Return the entries below verbatim. Pictures stay out.

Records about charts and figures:
──────────

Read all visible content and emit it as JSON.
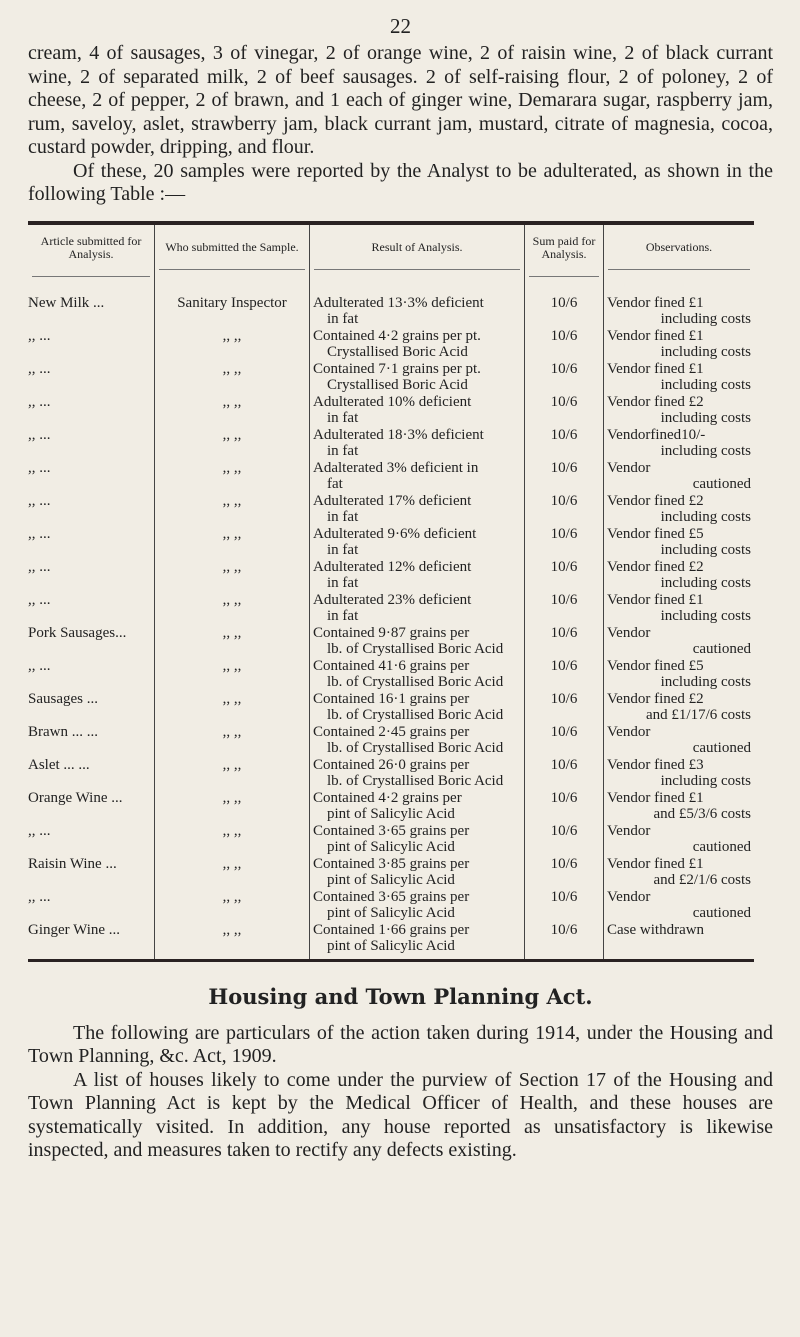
{
  "page_number": "22",
  "intro_paragraphs": [
    "cream, 4 of sausages, 3 of vinegar, 2 of orange wine, 2 of raisin wine, 2 of black currant wine, 2 of separated milk, 2 of beef sausages. 2 of self-raising flour, 2 of poloney, 2 of cheese, 2 of pepper, 2 of brawn, and 1 each of ginger wine, Demarara sugar, raspberry jam, rum, saveloy, aslet, strawberry jam, black currant jam, mustard, citrate of magnesia, cocoa, custard powder, dripping, and flour.",
    "Of these, 20 samples were reported by the Analyst to be adulterated, as shown in the following Table :—"
  ],
  "table": {
    "headers": [
      "Article submitted for Analysis.",
      "Who submitted the Sample.",
      "Result of Analysis.",
      "Sum paid for Analysis.",
      "Observations."
    ],
    "rows": [
      {
        "article": "New Milk ...",
        "who": "Sanitary Inspector",
        "result1": "Adulterated 13·3% deficient",
        "result2": "in fat",
        "sum": "10/6",
        "obs1": "Vendor fined £1",
        "obs2": "including costs"
      },
      {
        "article": ",, ...",
        "who": ",,  ,,",
        "result1": "Contained 4·2 grains per pt.",
        "result2": "Crystallised Boric Acid",
        "sum": "10/6",
        "obs1": "Vendor fined £1",
        "obs2": "including costs"
      },
      {
        "article": ",, ...",
        "who": ",,  ,,",
        "result1": "Contained 7·1 grains per pt.",
        "result2": "Crystallised Boric Acid",
        "sum": "10/6",
        "obs1": "Vendor fined £1",
        "obs2": "including costs"
      },
      {
        "article": ",, ...",
        "who": ",,  ,,",
        "result1": "Adulterated 10% deficient",
        "result2": "in fat",
        "sum": "10/6",
        "obs1": "Vendor fined £2",
        "obs2": "including costs"
      },
      {
        "article": ",, ...",
        "who": ",,  ,,",
        "result1": "Adulterated 18·3% deficient",
        "result2": "in fat",
        "sum": "10/6",
        "obs1": "Vendorfined10/-",
        "obs2": "including costs"
      },
      {
        "article": ",, ...",
        "who": ",,  ,,",
        "result1": "Adalterated 3% deficient in",
        "result2": "fat",
        "sum": "10/6",
        "obs1": "Vendor",
        "obs2": "cautioned"
      },
      {
        "article": ",, ...",
        "who": ",,  ,,",
        "result1": "Adulterated 17% deficient",
        "result2": "in fat",
        "sum": "10/6",
        "obs1": "Vendor fined £2",
        "obs2": "including costs"
      },
      {
        "article": ",, ...",
        "who": ",,  ,,",
        "result1": "Adulterated 9·6% deficient",
        "result2": "in fat",
        "sum": "10/6",
        "obs1": "Vendor fined £5",
        "obs2": "including costs"
      },
      {
        "article": ",, ...",
        "who": ",,  ,,",
        "result1": "Adulterated 12% deficient",
        "result2": "in fat",
        "sum": "10/6",
        "obs1": "Vendor fined £2",
        "obs2": "including costs"
      },
      {
        "article": ",, ...",
        "who": ",,  ,,",
        "result1": "Adulterated 23% deficient",
        "result2": "in fat",
        "sum": "10/6",
        "obs1": "Vendor fined £1",
        "obs2": "including costs"
      },
      {
        "article": "Pork Sausages...",
        "who": ",,  ,,",
        "result1": "Contained 9·87 grains per",
        "result2": "lb. of Crystallised Boric Acid",
        "sum": "10/6",
        "obs1": "Vendor",
        "obs2": "cautioned"
      },
      {
        "article": ",, ...",
        "who": ",,  ,,",
        "result1": "Contained 41·6 grains per",
        "result2": "lb. of Crystallised Boric Acid",
        "sum": "10/6",
        "obs1": "Vendor fined £5",
        "obs2": "including costs"
      },
      {
        "article": "Sausages ...",
        "who": ",,  ,,",
        "result1": "Contained 16·1 grains per",
        "result2": "lb. of Crystallised Boric Acid",
        "sum": "10/6",
        "obs1": "Vendor fined £2",
        "obs2": "and £1/17/6 costs"
      },
      {
        "article": "Brawn ... ...",
        "who": ",,  ,,",
        "result1": "Contained 2·45 grains per",
        "result2": "lb. of Crystallised Boric Acid",
        "sum": "10/6",
        "obs1": "Vendor",
        "obs2": "cautioned"
      },
      {
        "article": "Aslet ... ...",
        "who": ",,  ,,",
        "result1": "Contained 26·0 grains per",
        "result2": "lb. of Crystallised Boric Acid",
        "sum": "10/6",
        "obs1": "Vendor fined £3",
        "obs2": "including costs"
      },
      {
        "article": "Orange Wine ...",
        "who": ",,  ,,",
        "result1": "Contained 4·2 grains per",
        "result2": "pint of Salicylic Acid",
        "sum": "10/6",
        "obs1": "Vendor fined £1",
        "obs2": "and £5/3/6 costs"
      },
      {
        "article": ",, ...",
        "who": ",,  ,,",
        "result1": "Contained 3·65 grains per",
        "result2": "pint of Salicylic Acid",
        "sum": "10/6",
        "obs1": "Vendor",
        "obs2": "cautioned"
      },
      {
        "article": "Raisin Wine ...",
        "who": ",,  ,,",
        "result1": "Contained 3·85 grains per",
        "result2": "pint of Salicylic Acid",
        "sum": "10/6",
        "obs1": "Vendor fined £1",
        "obs2": "and £2/1/6 costs"
      },
      {
        "article": ",, ...",
        "who": ",,  ,,",
        "result1": "Contained 3·65 grains per",
        "result2": "pint of Salicylic Acid",
        "sum": "10/6",
        "obs1": "Vendor",
        "obs2": "cautioned"
      },
      {
        "article": "Ginger Wine ...",
        "who": ",,  ,,",
        "result1": "Contained 1·66 grains per",
        "result2": "pint of Salicylic Acid",
        "sum": "10/6",
        "obs1": "Case withdrawn",
        "obs2": ""
      }
    ]
  },
  "section_heading": "Housing and Town Planning Act.",
  "closing_paragraphs": [
    "The following are particulars of the action taken during 1914, under the Housing and Town Planning, &c. Act, 1909.",
    "A list of houses likely to come under the purview of Section 17 of the Housing and Town Planning Act is kept by the Medical Officer of Health, and these houses are systematically visited. In addition, any house reported as unsatisfactory is likewise inspected, and measures taken to rectify any defects existing."
  ]
}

──────────

Solution to the problem:
Read all visible content and emit it as JSON.
{
  "page_number": "22",
  "intro_paragraphs": [
    "cream, 4 of sausages, 3 of vinegar, 2 of orange wine, 2 of raisin wine, 2 of black currant wine, 2 of separated milk, 2 of beef sausages. 2 of self-raising flour, 2 of poloney, 2 of cheese, 2 of pepper, 2 of brawn, and 1 each of ginger wine, Demarara sugar, raspberry jam, rum, saveloy, aslet, strawberry jam, black currant jam, mustard, citrate of magnesia, cocoa, custard powder, dripping, and flour.",
    "Of these, 20 samples were reported by the Analyst to be adulterated, as shown in the following Table :—"
  ],
  "table": {
    "headers": [
      "Article submitted for Analysis.",
      "Who submitted the Sample.",
      "Result of Analysis.",
      "Sum paid for Analysis.",
      "Observations."
    ],
    "rows": [
      {
        "article": "New Milk ...",
        "who": "Sanitary Inspector",
        "result1": "Adulterated 13·3% deficient",
        "result2": "in fat",
        "sum": "10/6",
        "obs1": "Vendor fined £1",
        "obs2": "including costs"
      },
      {
        "article": ",, ...",
        "who": ",,  ,,",
        "result1": "Contained 4·2 grains per pt.",
        "result2": "Crystallised Boric Acid",
        "sum": "10/6",
        "obs1": "Vendor fined £1",
        "obs2": "including costs"
      },
      {
        "article": ",, ...",
        "who": ",,  ,,",
        "result1": "Contained 7·1 grains per pt.",
        "result2": "Crystallised Boric Acid",
        "sum": "10/6",
        "obs1": "Vendor fined £1",
        "obs2": "including costs"
      },
      {
        "article": ",, ...",
        "who": ",,  ,,",
        "result1": "Adulterated 10% deficient",
        "result2": "in fat",
        "sum": "10/6",
        "obs1": "Vendor fined £2",
        "obs2": "including costs"
      },
      {
        "article": ",, ...",
        "who": ",,  ,,",
        "result1": "Adulterated 18·3% deficient",
        "result2": "in fat",
        "sum": "10/6",
        "obs1": "Vendorfined10/-",
        "obs2": "including costs"
      },
      {
        "article": ",, ...",
        "who": ",,  ,,",
        "result1": "Adalterated 3% deficient in",
        "result2": "fat",
        "sum": "10/6",
        "obs1": "Vendor",
        "obs2": "cautioned"
      },
      {
        "article": ",, ...",
        "who": ",,  ,,",
        "result1": "Adulterated 17% deficient",
        "result2": "in fat",
        "sum": "10/6",
        "obs1": "Vendor fined £2",
        "obs2": "including costs"
      },
      {
        "article": ",, ...",
        "who": ",,  ,,",
        "result1": "Adulterated 9·6% deficient",
        "result2": "in fat",
        "sum": "10/6",
        "obs1": "Vendor fined £5",
        "obs2": "including costs"
      },
      {
        "article": ",, ...",
        "who": ",,  ,,",
        "result1": "Adulterated 12% deficient",
        "result2": "in fat",
        "sum": "10/6",
        "obs1": "Vendor fined £2",
        "obs2": "including costs"
      },
      {
        "article": ",, ...",
        "who": ",,  ,,",
        "result1": "Adulterated 23% deficient",
        "result2": "in fat",
        "sum": "10/6",
        "obs1": "Vendor fined £1",
        "obs2": "including costs"
      },
      {
        "article": "Pork Sausages...",
        "who": ",,  ,,",
        "result1": "Contained 9·87 grains per",
        "result2": "lb. of Crystallised Boric Acid",
        "sum": "10/6",
        "obs1": "Vendor",
        "obs2": "cautioned"
      },
      {
        "article": ",, ...",
        "who": ",,  ,,",
        "result1": "Contained 41·6 grains per",
        "result2": "lb. of Crystallised Boric Acid",
        "sum": "10/6",
        "obs1": "Vendor fined £5",
        "obs2": "including costs"
      },
      {
        "article": "Sausages ...",
        "who": ",,  ,,",
        "result1": "Contained 16·1 grains per",
        "result2": "lb. of Crystallised Boric Acid",
        "sum": "10/6",
        "obs1": "Vendor fined £2",
        "obs2": "and £1/17/6 costs"
      },
      {
        "article": "Brawn ... ...",
        "who": ",,  ,,",
        "result1": "Contained 2·45 grains per",
        "result2": "lb. of Crystallised Boric Acid",
        "sum": "10/6",
        "obs1": "Vendor",
        "obs2": "cautioned"
      },
      {
        "article": "Aslet ... ...",
        "who": ",,  ,,",
        "result1": "Contained 26·0 grains per",
        "result2": "lb. of Crystallised Boric Acid",
        "sum": "10/6",
        "obs1": "Vendor fined £3",
        "obs2": "including costs"
      },
      {
        "article": "Orange Wine ...",
        "who": ",,  ,,",
        "result1": "Contained 4·2 grains per",
        "result2": "pint of Salicylic Acid",
        "sum": "10/6",
        "obs1": "Vendor fined £1",
        "obs2": "and £5/3/6 costs"
      },
      {
        "article": ",, ...",
        "who": ",,  ,,",
        "result1": "Contained 3·65 grains per",
        "result2": "pint of Salicylic Acid",
        "sum": "10/6",
        "obs1": "Vendor",
        "obs2": "cautioned"
      },
      {
        "article": "Raisin Wine ...",
        "who": ",,  ,,",
        "result1": "Contained 3·85 grains per",
        "result2": "pint of Salicylic Acid",
        "sum": "10/6",
        "obs1": "Vendor fined £1",
        "obs2": "and £2/1/6 costs"
      },
      {
        "article": ",, ...",
        "who": ",,  ,,",
        "result1": "Contained 3·65 grains per",
        "result2": "pint of Salicylic Acid",
        "sum": "10/6",
        "obs1": "Vendor",
        "obs2": "cautioned"
      },
      {
        "article": "Ginger Wine ...",
        "who": ",,  ,,",
        "result1": "Contained 1·66 grains per",
        "result2": "pint of Salicylic Acid",
        "sum": "10/6",
        "obs1": "Case withdrawn",
        "obs2": ""
      }
    ]
  },
  "section_heading": "Housing and Town Planning Act.",
  "closing_paragraphs": [
    "The following are particulars of the action taken during 1914, under the Housing and Town Planning, &c. Act, 1909.",
    "A list of houses likely to come under the purview of Section 17 of the Housing and Town Planning Act is kept by the Medical Officer of Health, and these houses are systematically visited. In addition, any house reported as unsatisfactory is likewise inspected, and measures taken to rectify any defects existing."
  ]
}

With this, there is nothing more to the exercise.